» Records shown
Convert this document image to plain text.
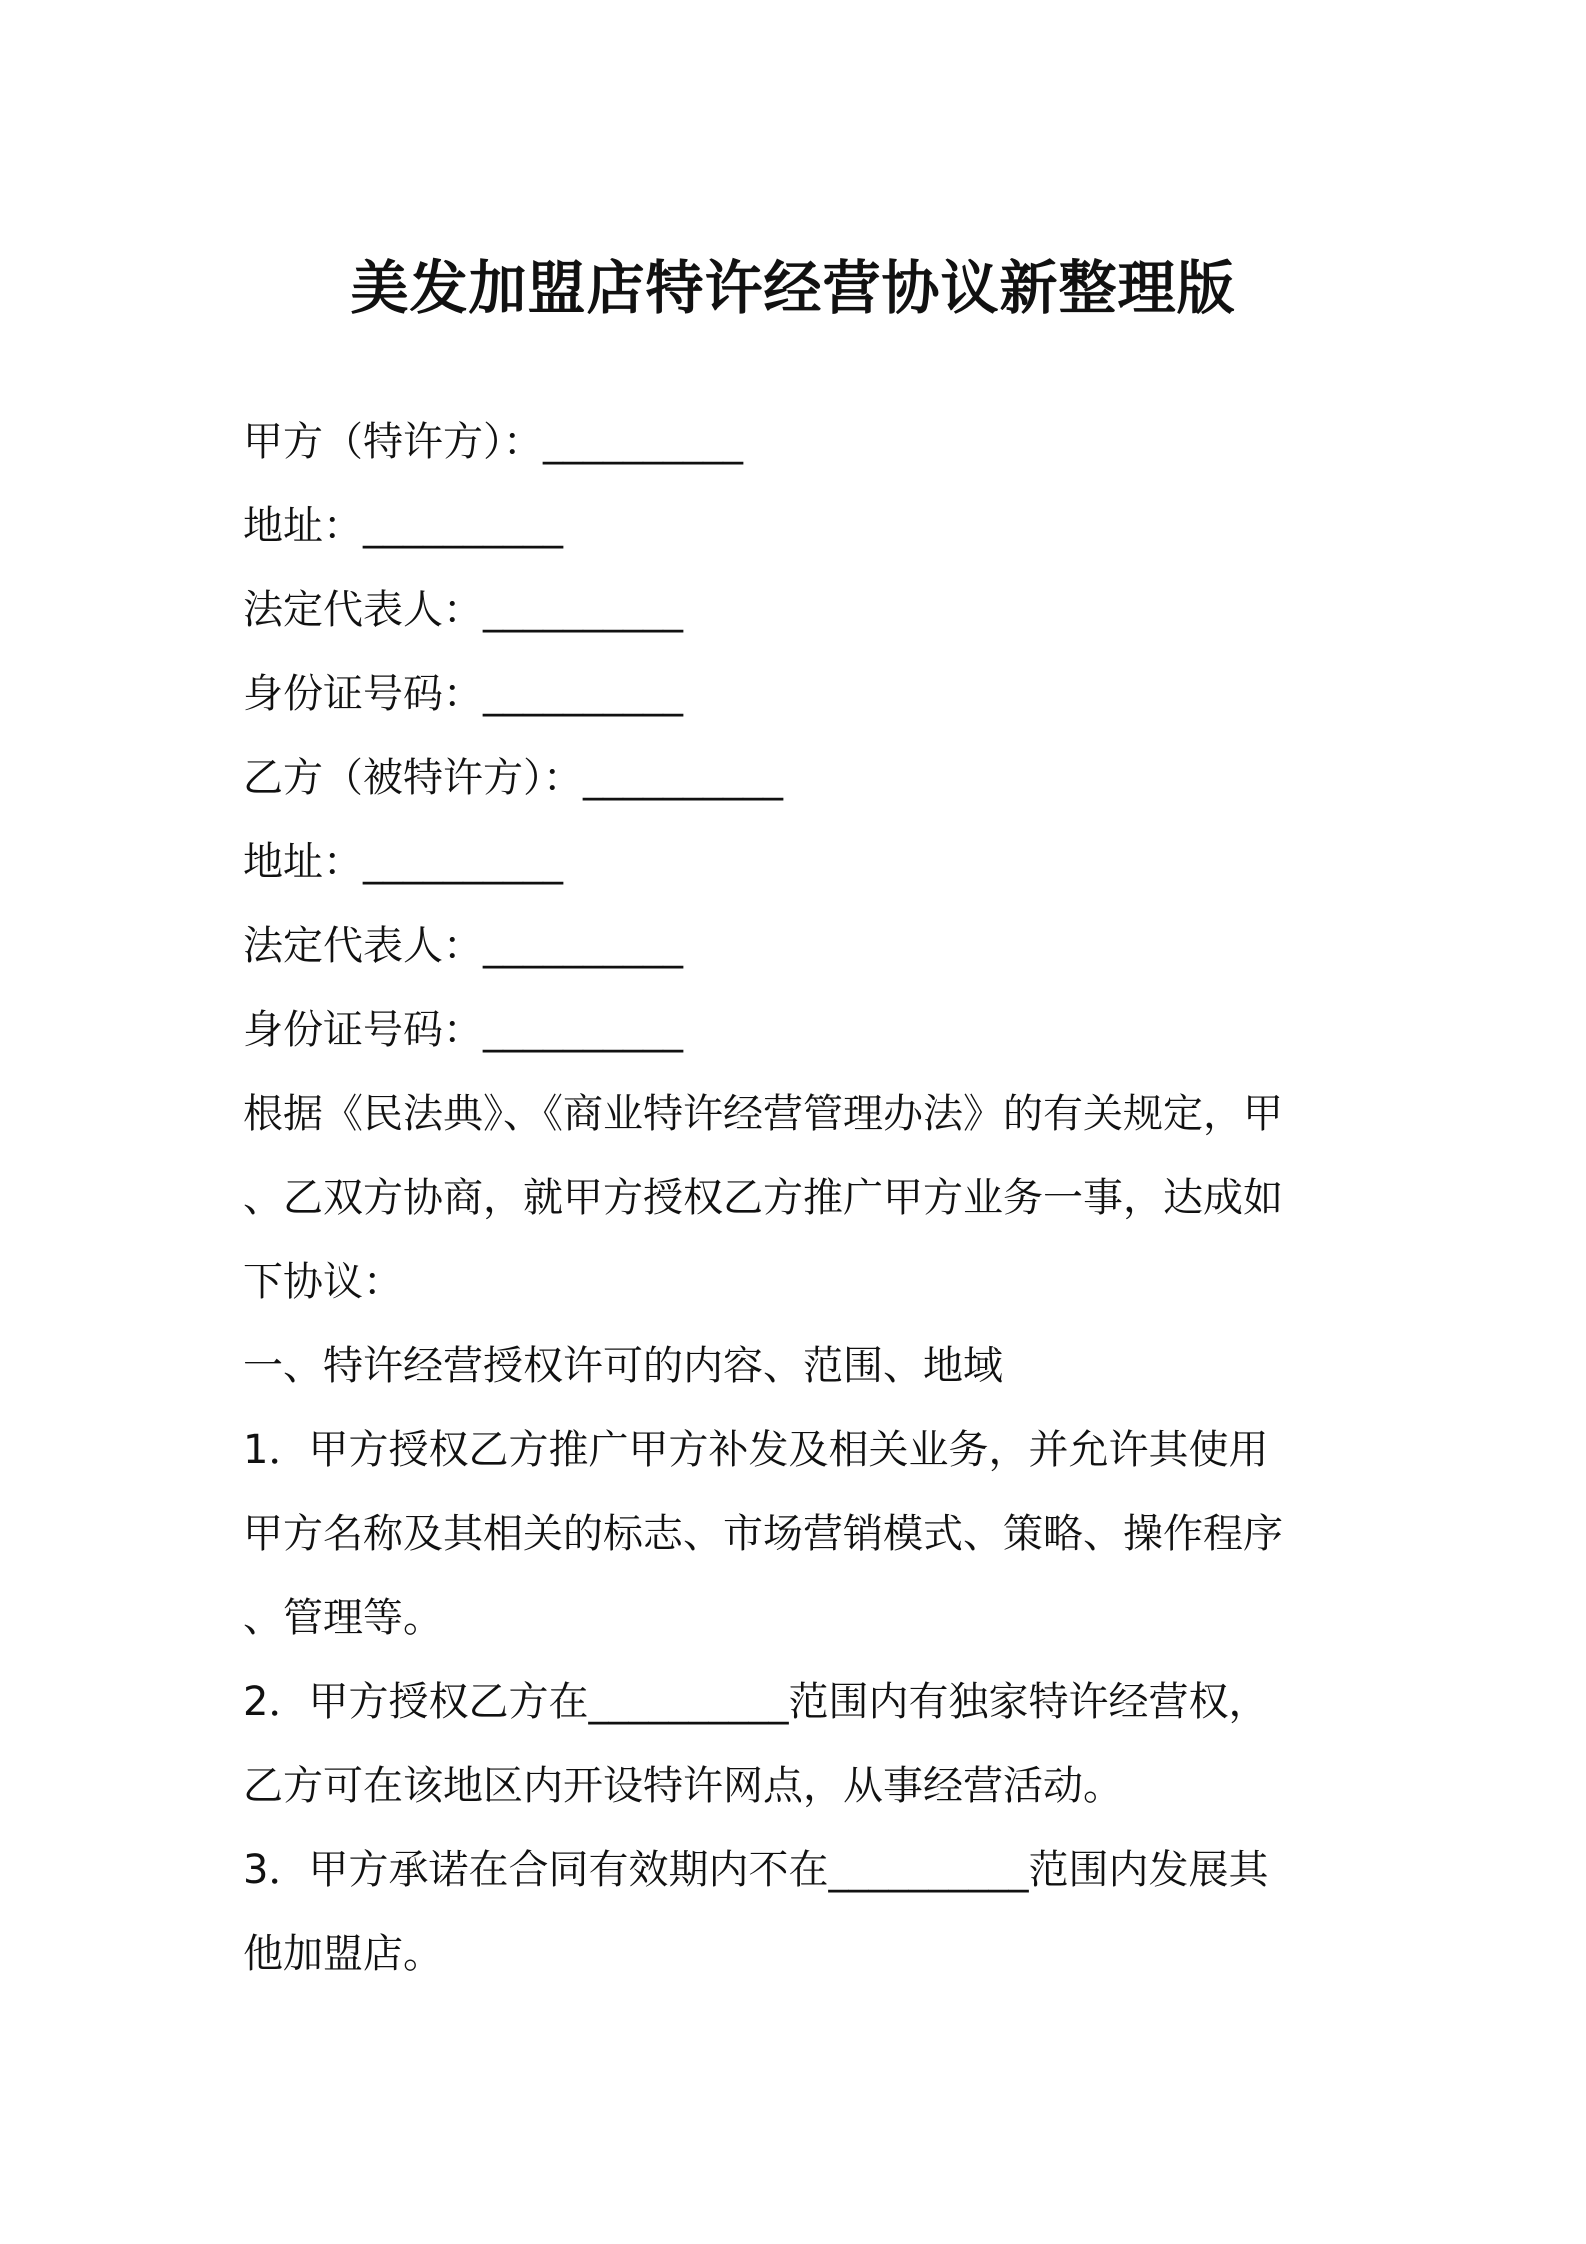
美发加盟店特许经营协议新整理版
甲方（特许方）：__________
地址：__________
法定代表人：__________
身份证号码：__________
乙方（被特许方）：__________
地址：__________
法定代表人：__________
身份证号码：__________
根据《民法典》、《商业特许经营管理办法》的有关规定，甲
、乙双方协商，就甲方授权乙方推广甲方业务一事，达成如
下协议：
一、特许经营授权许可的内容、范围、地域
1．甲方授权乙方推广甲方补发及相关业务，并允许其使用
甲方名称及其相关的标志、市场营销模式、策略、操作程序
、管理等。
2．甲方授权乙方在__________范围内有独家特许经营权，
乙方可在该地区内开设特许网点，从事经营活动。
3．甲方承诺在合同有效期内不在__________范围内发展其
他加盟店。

==

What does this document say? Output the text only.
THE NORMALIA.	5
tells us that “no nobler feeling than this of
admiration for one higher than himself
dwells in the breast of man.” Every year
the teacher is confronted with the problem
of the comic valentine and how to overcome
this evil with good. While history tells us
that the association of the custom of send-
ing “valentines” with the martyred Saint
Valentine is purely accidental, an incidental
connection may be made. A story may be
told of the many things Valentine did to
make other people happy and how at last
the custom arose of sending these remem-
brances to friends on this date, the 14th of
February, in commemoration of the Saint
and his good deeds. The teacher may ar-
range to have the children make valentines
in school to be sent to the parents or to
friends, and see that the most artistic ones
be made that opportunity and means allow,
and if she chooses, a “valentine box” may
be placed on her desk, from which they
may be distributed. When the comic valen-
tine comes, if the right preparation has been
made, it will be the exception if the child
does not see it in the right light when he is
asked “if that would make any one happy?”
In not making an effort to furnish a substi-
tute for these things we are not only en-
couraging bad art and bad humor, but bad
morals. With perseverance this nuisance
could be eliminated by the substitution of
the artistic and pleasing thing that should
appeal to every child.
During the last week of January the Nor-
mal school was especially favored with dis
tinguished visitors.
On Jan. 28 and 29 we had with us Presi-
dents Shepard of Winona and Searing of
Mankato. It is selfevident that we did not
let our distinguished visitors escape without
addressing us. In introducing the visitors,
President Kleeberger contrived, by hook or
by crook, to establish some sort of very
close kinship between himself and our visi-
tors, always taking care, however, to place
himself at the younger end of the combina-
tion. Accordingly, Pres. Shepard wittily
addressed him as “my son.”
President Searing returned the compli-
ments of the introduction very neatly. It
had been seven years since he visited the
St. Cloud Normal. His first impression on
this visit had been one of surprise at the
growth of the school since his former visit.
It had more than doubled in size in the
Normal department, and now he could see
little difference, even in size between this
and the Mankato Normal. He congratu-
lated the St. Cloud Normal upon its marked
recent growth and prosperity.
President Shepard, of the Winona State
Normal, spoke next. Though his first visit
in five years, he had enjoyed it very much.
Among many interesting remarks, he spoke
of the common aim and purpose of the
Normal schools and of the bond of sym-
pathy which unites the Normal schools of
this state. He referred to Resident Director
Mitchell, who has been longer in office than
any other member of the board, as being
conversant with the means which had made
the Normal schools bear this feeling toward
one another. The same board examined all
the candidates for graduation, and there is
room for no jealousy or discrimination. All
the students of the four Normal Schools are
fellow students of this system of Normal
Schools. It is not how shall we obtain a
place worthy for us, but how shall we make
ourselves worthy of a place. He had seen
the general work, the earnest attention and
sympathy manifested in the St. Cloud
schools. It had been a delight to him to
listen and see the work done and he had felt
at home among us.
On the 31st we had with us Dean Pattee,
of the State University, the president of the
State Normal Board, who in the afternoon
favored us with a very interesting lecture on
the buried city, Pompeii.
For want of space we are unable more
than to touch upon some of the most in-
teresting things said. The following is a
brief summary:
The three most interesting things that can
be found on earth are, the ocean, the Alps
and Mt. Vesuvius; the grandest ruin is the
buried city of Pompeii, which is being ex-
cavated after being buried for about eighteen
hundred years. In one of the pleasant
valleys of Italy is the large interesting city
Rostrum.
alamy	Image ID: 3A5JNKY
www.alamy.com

---

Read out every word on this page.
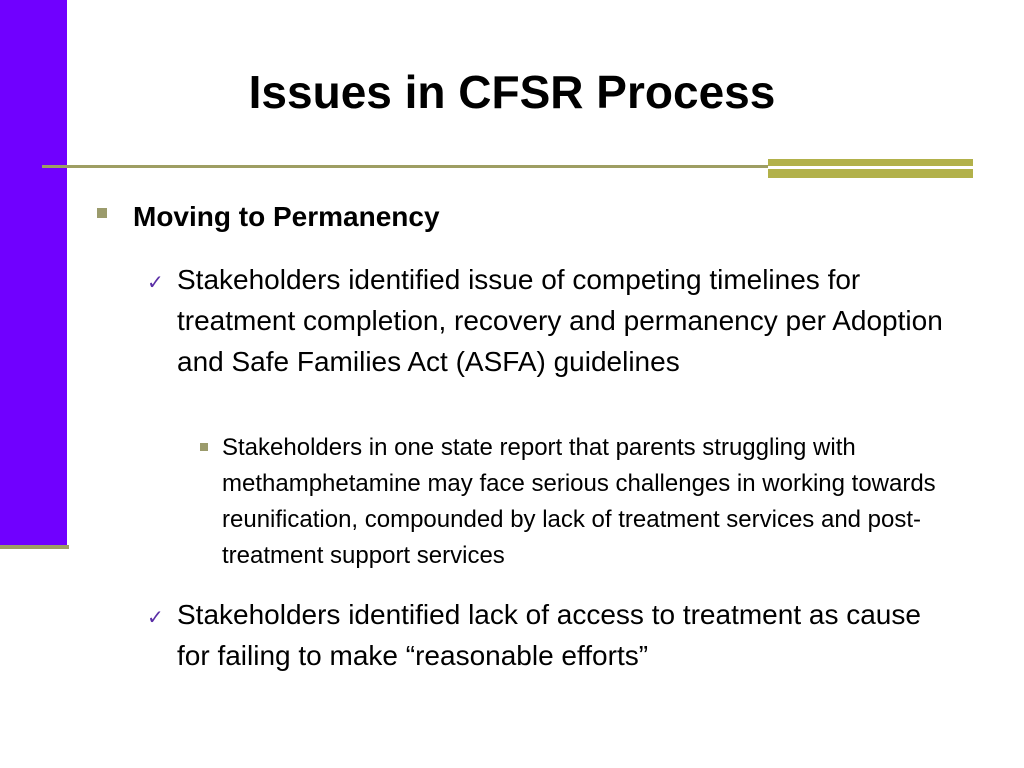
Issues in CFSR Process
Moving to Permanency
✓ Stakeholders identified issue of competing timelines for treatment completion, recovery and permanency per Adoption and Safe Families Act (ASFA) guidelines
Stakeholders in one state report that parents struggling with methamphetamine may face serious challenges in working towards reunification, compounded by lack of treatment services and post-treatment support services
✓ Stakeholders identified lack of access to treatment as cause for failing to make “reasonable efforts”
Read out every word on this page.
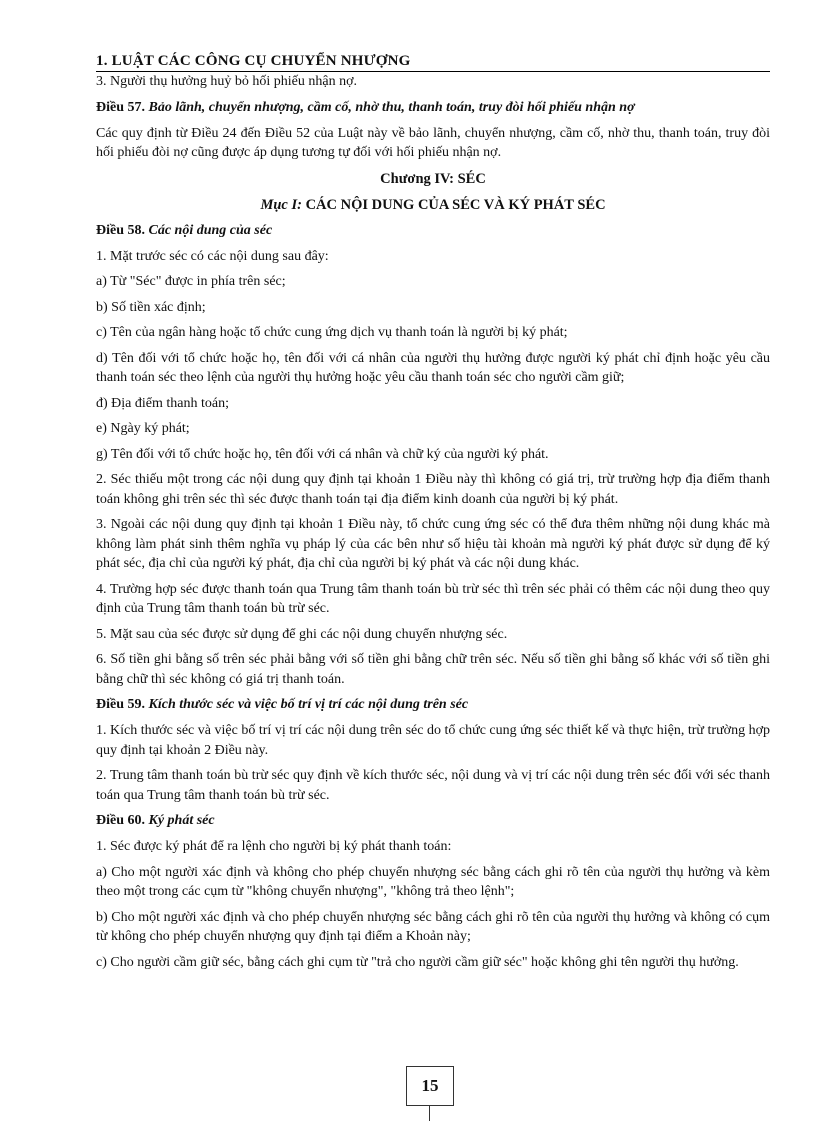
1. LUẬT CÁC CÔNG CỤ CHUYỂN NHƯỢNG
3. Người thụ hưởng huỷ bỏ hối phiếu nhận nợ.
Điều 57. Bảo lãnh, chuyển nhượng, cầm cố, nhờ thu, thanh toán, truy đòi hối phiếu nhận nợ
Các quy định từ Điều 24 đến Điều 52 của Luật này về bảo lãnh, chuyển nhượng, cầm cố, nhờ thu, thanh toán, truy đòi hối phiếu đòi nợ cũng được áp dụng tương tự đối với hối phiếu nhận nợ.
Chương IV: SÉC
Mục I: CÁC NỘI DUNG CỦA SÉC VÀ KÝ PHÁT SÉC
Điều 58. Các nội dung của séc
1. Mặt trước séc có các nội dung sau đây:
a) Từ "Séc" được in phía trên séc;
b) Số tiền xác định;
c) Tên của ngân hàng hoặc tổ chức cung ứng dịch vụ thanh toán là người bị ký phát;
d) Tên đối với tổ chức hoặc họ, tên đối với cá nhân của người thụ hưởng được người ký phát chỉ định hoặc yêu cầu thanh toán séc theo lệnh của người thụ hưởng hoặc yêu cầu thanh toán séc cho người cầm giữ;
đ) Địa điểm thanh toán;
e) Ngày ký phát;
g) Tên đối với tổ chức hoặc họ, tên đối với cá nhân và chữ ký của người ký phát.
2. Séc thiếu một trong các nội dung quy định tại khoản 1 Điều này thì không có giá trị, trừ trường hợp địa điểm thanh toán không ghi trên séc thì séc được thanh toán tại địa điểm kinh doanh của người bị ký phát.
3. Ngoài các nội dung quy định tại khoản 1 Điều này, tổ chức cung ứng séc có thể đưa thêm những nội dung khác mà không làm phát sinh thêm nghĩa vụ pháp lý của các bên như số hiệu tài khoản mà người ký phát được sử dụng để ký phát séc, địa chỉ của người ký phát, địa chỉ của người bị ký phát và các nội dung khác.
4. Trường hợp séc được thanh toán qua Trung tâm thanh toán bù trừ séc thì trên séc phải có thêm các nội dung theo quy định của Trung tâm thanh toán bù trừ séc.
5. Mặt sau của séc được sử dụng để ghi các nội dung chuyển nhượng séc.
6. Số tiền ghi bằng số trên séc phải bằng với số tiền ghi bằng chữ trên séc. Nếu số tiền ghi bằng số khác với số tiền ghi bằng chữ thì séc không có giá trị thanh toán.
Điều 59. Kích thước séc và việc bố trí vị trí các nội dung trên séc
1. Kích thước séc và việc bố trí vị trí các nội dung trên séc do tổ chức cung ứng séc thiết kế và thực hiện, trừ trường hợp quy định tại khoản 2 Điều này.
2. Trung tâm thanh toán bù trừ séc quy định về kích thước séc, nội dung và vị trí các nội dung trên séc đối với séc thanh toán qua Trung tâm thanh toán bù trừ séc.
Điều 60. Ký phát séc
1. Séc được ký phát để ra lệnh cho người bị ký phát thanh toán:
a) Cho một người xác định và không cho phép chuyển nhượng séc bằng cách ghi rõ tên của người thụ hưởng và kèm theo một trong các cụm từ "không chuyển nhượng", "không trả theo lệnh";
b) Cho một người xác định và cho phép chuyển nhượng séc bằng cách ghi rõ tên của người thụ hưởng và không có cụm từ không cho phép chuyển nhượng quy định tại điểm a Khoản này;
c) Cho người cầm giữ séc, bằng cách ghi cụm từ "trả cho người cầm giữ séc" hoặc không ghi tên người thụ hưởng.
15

» Exercise goal
Pull every line holding "years" out of the records.

» Written response
had been seven years since he visited the
in five years, he had enjoyed it very much.
hundred years. In one of the pleasant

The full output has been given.